JOB: Output each entry verbatim and exclude every picture from it.

THE DATA:
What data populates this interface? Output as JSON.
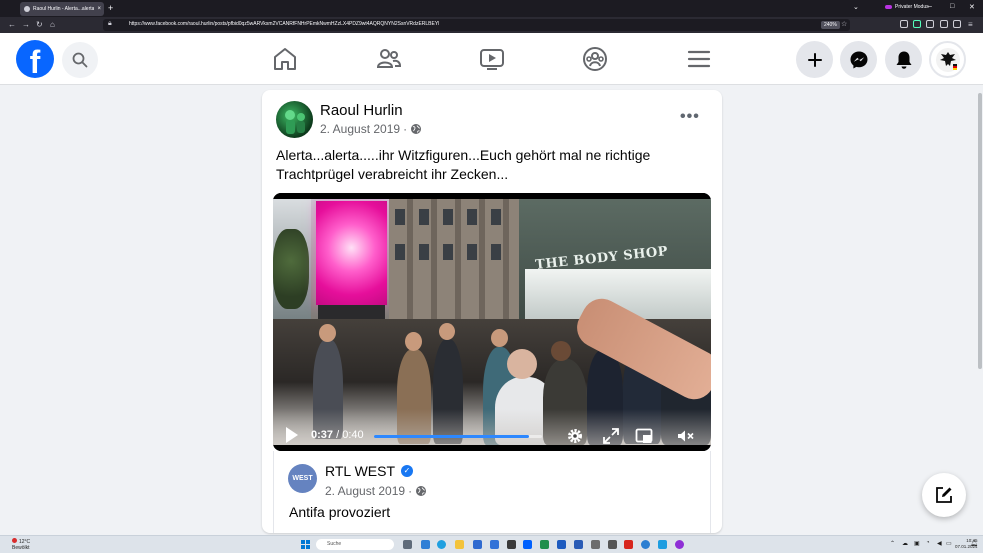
{
  "browser": {
    "tab_title": "Raoul Hurlin - Alerta...alerta.....",
    "tab_close": "×",
    "new_tab": "+",
    "tabs_menu": "⌄",
    "private_label": "Privater Modus",
    "url": "https://www.facebook.com/raoul.hurlin/posts/pfbid0qz5wARVksm2VCANRfFNHrPEmkNwmHZzLX4PDZ9wt4AQRQNYN2SsnVRdzERLBEYl",
    "zoom": "240%",
    "minimize": "–",
    "maximize": "□",
    "close": "✕"
  },
  "post": {
    "author": "Raoul Hurlin",
    "date": "2. August 2019",
    "separator": "·",
    "text": "Alerta...alerta.....ihr Witzfiguren...Euch gehört mal ne richtige Trachtprügel verabreicht ihr Zecken...",
    "more_label": "•••",
    "video": {
      "current_time": "0:37",
      "time_separator": " / ",
      "duration": "0:40",
      "progress_fraction": 0.925,
      "shop_sign": "THE BODY SHOP"
    },
    "shared": {
      "avatar_text": "WEST",
      "author": "RTL WEST",
      "verified_mark": "✓",
      "date": "2. August 2019",
      "text": "Antifa provoziert"
    }
  },
  "taskbar": {
    "temperature": "12°C",
    "weather": "Bewölkt",
    "search_placeholder": "Suche",
    "time": "10:45",
    "date": "07.01.2024"
  },
  "colors": {
    "facebook_blue": "#0866ff",
    "progress_blue": "#2d88ff",
    "verified_blue": "#1877f2"
  }
}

RESPONSE TO THIS TASK:
What data populates this interface? Output as JSON.
{
  "browser": {
    "tab_title": "Raoul Hurlin - Alerta...alerta.....",
    "tab_close": "×",
    "new_tab": "+",
    "tabs_menu": "⌄",
    "private_label": "Privater Modus",
    "url": "https://www.facebook.com/raoul.hurlin/posts/pfbid0qz5wARVksm2VCANRfFNHrPEmkNwmHZzLX4PDZ9wt4AQRQNYN2SsnVRdzERLBEYl",
    "zoom": "240%",
    "minimize": "–",
    "maximize": "□",
    "close": "✕"
  },
  "post": {
    "author": "Raoul Hurlin",
    "date": "2. August 2019",
    "separator": "·",
    "text": "Alerta...alerta.....ihr Witzfiguren...Euch gehört mal ne richtige Trachtprügel verabreicht ihr Zecken...",
    "more_label": "•••",
    "video": {
      "current_time": "0:37",
      "time_separator": " / ",
      "duration": "0:40",
      "progress_fraction": 0.925,
      "shop_sign": "THE BODY SHOP"
    },
    "shared": {
      "avatar_text": "WEST",
      "author": "RTL WEST",
      "verified_mark": "✓",
      "date": "2. August 2019",
      "text": "Antifa provoziert"
    }
  },
  "taskbar": {
    "temperature": "12°C",
    "weather": "Bewölkt",
    "search_placeholder": "Suche",
    "time": "10:45",
    "date": "07.01.2024"
  },
  "colors": {
    "facebook_blue": "#0866ff",
    "progress_blue": "#2d88ff",
    "verified_blue": "#1877f2"
  }
}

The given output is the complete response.